YOUR GOAL
Your answer should be a single number: the count of lines that include the word "Extract".

(Source records)
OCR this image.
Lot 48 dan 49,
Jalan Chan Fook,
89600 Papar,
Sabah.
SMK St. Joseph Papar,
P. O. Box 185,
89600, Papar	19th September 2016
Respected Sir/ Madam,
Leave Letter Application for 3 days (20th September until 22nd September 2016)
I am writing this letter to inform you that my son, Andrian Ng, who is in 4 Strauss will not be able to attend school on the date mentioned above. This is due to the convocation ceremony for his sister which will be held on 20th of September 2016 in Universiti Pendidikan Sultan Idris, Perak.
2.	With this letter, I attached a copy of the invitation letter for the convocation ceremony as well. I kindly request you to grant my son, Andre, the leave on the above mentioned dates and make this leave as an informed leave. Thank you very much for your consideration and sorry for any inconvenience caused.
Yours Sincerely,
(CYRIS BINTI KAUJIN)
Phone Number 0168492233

--

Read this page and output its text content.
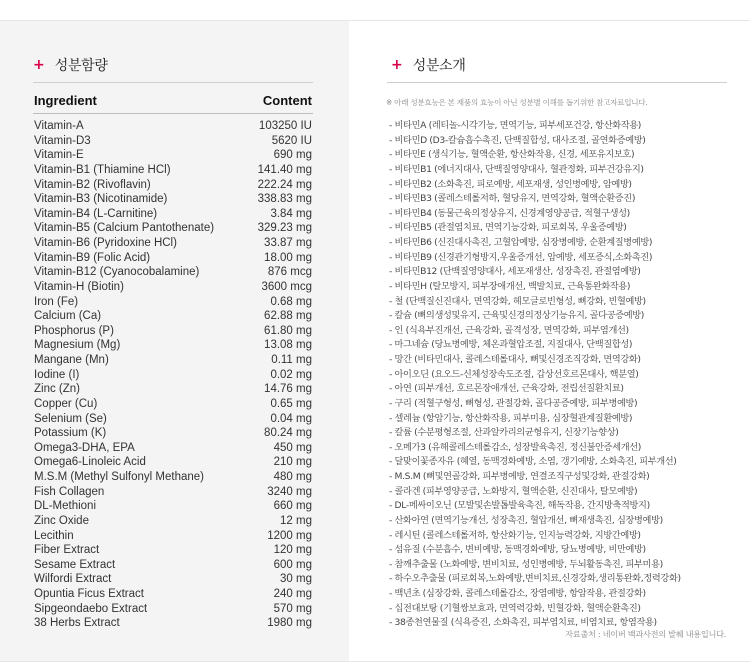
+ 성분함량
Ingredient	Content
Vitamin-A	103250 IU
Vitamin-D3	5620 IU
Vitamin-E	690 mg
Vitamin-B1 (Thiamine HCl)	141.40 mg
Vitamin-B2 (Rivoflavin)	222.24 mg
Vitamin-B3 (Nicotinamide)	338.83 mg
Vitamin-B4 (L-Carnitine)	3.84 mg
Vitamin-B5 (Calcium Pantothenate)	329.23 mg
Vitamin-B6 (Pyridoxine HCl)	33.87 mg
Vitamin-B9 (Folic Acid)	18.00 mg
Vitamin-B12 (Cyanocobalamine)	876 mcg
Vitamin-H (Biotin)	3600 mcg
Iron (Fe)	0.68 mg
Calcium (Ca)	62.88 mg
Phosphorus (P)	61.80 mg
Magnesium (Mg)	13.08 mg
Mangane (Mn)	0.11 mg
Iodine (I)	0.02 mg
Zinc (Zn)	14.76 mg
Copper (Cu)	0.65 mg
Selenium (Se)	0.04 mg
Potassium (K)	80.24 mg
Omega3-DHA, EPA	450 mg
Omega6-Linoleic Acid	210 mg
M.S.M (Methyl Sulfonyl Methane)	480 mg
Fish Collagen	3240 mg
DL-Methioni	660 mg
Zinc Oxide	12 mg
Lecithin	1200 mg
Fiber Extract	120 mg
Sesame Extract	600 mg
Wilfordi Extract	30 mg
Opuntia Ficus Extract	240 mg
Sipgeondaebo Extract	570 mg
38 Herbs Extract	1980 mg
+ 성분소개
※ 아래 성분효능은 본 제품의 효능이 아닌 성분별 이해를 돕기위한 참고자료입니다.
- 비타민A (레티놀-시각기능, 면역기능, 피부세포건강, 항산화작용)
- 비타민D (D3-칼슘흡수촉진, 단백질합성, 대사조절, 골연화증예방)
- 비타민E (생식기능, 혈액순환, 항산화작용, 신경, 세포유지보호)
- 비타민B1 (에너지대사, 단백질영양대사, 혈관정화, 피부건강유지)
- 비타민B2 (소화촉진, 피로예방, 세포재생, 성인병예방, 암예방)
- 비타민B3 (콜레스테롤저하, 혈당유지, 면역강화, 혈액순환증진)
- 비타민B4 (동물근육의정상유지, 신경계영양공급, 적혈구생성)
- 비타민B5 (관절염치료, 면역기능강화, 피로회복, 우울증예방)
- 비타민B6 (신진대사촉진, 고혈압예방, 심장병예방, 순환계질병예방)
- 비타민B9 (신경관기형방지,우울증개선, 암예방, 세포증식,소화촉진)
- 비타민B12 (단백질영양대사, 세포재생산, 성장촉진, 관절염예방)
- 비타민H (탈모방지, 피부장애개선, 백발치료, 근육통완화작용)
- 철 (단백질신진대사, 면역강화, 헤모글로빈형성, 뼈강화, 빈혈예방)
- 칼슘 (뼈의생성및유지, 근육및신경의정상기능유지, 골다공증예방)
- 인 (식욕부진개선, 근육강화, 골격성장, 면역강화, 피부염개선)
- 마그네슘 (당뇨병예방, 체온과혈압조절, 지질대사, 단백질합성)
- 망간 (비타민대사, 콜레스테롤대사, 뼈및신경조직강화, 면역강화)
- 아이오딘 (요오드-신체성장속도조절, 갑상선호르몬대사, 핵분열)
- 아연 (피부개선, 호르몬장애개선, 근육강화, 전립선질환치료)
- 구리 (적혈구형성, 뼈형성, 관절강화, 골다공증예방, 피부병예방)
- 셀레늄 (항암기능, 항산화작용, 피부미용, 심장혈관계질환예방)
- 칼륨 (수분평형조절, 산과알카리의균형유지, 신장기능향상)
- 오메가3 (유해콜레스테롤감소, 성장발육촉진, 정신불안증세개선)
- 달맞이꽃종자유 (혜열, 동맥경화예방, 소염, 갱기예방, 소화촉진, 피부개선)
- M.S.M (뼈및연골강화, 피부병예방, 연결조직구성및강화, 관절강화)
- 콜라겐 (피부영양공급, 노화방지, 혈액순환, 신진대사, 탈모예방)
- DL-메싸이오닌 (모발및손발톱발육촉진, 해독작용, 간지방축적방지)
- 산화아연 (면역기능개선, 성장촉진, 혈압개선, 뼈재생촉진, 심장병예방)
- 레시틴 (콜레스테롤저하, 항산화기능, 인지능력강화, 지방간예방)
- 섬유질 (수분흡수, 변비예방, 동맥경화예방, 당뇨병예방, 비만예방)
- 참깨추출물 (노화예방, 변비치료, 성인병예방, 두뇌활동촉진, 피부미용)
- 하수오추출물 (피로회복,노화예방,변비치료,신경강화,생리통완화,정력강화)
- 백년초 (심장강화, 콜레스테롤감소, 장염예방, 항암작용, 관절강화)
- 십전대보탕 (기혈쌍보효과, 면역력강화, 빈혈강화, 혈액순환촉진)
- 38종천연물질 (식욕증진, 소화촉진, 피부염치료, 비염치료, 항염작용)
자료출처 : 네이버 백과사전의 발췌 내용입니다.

TASK RESPONSE
6